(Stored entries)
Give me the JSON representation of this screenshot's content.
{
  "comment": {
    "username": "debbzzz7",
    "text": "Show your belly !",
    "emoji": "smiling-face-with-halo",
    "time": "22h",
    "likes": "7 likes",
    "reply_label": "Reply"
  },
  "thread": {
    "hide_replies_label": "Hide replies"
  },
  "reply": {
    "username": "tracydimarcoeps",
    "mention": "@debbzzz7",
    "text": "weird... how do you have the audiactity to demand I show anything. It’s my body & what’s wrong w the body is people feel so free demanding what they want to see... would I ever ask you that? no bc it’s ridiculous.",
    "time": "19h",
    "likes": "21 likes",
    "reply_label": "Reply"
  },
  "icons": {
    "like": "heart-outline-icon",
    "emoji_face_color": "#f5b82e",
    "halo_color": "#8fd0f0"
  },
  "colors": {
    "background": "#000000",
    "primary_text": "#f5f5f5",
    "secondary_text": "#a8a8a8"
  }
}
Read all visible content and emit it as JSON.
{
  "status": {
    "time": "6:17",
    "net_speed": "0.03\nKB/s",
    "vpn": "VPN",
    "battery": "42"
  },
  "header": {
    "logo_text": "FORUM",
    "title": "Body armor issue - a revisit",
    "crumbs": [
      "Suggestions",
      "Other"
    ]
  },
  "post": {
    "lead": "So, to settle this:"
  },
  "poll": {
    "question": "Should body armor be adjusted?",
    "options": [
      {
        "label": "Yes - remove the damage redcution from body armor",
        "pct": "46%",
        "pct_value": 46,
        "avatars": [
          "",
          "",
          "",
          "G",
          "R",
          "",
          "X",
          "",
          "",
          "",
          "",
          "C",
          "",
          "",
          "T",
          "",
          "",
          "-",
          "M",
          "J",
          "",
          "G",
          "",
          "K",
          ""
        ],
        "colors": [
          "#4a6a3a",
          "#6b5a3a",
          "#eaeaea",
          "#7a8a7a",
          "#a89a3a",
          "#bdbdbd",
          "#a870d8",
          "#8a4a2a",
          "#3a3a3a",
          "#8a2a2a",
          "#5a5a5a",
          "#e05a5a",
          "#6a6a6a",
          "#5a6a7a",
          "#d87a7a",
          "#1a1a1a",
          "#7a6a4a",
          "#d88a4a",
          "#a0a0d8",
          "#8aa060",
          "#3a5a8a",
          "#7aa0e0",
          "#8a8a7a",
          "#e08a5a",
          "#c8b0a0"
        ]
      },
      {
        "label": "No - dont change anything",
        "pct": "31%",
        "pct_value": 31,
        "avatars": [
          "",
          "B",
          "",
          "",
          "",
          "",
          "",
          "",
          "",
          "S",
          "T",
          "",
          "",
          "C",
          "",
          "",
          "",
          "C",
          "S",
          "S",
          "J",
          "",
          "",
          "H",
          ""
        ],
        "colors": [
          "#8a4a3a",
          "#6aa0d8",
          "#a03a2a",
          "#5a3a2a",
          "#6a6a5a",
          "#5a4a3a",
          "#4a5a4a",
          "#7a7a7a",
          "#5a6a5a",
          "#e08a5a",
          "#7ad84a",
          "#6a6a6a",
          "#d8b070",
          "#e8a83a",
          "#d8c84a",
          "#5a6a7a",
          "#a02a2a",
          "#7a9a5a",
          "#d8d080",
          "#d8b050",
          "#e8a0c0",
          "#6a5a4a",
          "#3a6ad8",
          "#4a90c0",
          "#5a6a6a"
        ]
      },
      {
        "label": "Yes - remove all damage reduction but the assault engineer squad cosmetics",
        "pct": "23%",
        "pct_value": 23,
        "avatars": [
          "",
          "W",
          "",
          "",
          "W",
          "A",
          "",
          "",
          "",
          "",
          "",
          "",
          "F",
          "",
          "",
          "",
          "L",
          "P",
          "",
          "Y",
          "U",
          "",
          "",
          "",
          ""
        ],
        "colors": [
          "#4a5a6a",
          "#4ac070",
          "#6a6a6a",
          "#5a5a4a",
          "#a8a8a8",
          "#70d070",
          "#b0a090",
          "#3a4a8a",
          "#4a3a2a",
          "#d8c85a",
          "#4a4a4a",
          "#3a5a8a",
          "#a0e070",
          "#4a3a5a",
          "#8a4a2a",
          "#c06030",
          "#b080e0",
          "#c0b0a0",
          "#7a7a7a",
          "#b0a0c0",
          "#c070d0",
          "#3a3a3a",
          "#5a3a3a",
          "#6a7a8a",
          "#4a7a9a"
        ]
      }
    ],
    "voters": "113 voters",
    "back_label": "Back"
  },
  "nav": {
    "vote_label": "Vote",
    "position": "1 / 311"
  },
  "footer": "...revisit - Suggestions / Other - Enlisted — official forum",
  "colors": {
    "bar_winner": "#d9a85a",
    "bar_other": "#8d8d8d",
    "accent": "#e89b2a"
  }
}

▸ **Requirement**:
Copy all of the data. Keep every word exactly as it is.

▸ **Complete answer**:
Give me the JSON representation of this screenshot's content.
{
  "comment": {
    "username": "debbzzz7",
    "text": "Show your belly !",
    "emoji": "smiling-face-with-halo",
    "time": "22h",
    "likes": "7 likes",
    "reply_label": "Reply"
  },
  "thread": {
    "hide_replies_label": "Hide replies"
  },
  "reply": {
    "username": "tracydimarcoeps",
    "mention": "@debbzzz7",
    "text": "weird... how do you have the audiactity to demand I show anything. It’s my body & what’s wrong w the body is people feel so free demanding what they want to see... would I ever ask you that? no bc it’s ridiculous.",
    "time": "19h",
    "likes": "21 likes",
    "reply_label": "Reply"
  },
  "icons": {
    "like": "heart-outline-icon",
    "emoji_face_color": "#f5b82e",
    "halo_color": "#8fd0f0"
  },
  "colors": {
    "background": "#000000",
    "primary_text": "#f5f5f5",
    "secondary_text": "#a8a8a8"
  }
}
Read all visible content and emit it as JSON.
{
  "status": {
    "time": "6:17",
    "net_speed": "0.03\nKB/s",
    "vpn": "VPN",
    "battery": "42"
  },
  "header": {
    "logo_text": "FORUM",
    "title": "Body armor issue - a revisit",
    "crumbs": [
      "Suggestions",
      "Other"
    ]
  },
  "post": {
    "lead": "So, to settle this:"
  },
  "poll": {
    "question": "Should body armor be adjusted?",
    "options": [
      {
        "label": "Yes - remove the damage redcution from body armor",
        "pct": "46%",
        "pct_value": 46,
        "avatars": [
          "",
          "",
          "",
          "G",
          "R",
          "",
          "X",
          "",
          "",
          "",
          "",
          "C",
          "",
          "",
          "T",
          "",
          "",
          "-",
          "M",
          "J",
          "",
          "G",
          "",
          "K",
          ""
        ],
        "colors": [
          "#4a6a3a",
          "#6b5a3a",
          "#eaeaea",
          "#7a8a7a",
          "#a89a3a",
          "#bdbdbd",
          "#a870d8",
          "#8a4a2a",
          "#3a3a3a",
          "#8a2a2a",
          "#5a5a5a",
          "#e05a5a",
          "#6a6a6a",
          "#5a6a7a",
          "#d87a7a",
          "#1a1a1a",
          "#7a6a4a",
          "#d88a4a",
          "#a0a0d8",
          "#8aa060",
          "#3a5a8a",
          "#7aa0e0",
          "#8a8a7a",
          "#e08a5a",
          "#c8b0a0"
        ]
      },
      {
        "label": "No - dont change anything",
        "pct": "31%",
        "pct_value": 31,
        "avatars": [
          "",
          "B",
          "",
          "",
          "",
          "",
          "",
          "",
          "",
          "S",
          "T",
          "",
          "",
          "C",
          "",
          "",
          "",
          "C",
          "S",
          "S",
          "J",
          "",
          "",
          "H",
          ""
        ],
        "colors": [
          "#8a4a3a",
          "#6aa0d8",
          "#a03a2a",
          "#5a3a2a",
          "#6a6a5a",
          "#5a4a3a",
          "#4a5a4a",
          "#7a7a7a",
          "#5a6a5a",
          "#e08a5a",
          "#7ad84a",
          "#6a6a6a",
          "#d8b070",
          "#e8a83a",
          "#d8c84a",
          "#5a6a7a",
          "#a02a2a",
          "#7a9a5a",
          "#d8d080",
          "#d8b050",
          "#e8a0c0",
          "#6a5a4a",
          "#3a6ad8",
          "#4a90c0",
          "#5a6a6a"
        ]
      },
      {
        "label": "Yes - remove all damage reduction but the assault engineer squad cosmetics",
        "pct": "23%",
        "pct_value": 23,
        "avatars": [
          "",
          "W",
          "",
          "",
          "W",
          "A",
          "",
          "",
          "",
          "",
          "",
          "",
          "F",
          "",
          "",
          "",
          "L",
          "P",
          "",
          "Y",
          "U",
          "",
          "",
          "",
          ""
        ],
        "colors": [
          "#4a5a6a",
          "#4ac070",
          "#6a6a6a",
          "#5a5a4a",
          "#a8a8a8",
          "#70d070",
          "#b0a090",
          "#3a4a8a",
          "#4a3a2a",
          "#d8c85a",
          "#4a4a4a",
          "#3a5a8a",
          "#a0e070",
          "#4a3a5a",
          "#8a4a2a",
          "#c06030",
          "#b080e0",
          "#c0b0a0",
          "#7a7a7a",
          "#b0a0c0",
          "#c070d0",
          "#3a3a3a",
          "#5a3a3a",
          "#6a7a8a",
          "#4a7a9a"
        ]
      }
    ],
    "voters": "113 voters",
    "back_label": "Back"
  },
  "nav": {
    "vote_label": "Vote",
    "position": "1 / 311"
  },
  "footer": "...revisit - Suggestions / Other - Enlisted — official forum",
  "colors": {
    "bar_winner": "#d9a85a",
    "bar_other": "#8d8d8d",
    "accent": "#e89b2a"
  }
}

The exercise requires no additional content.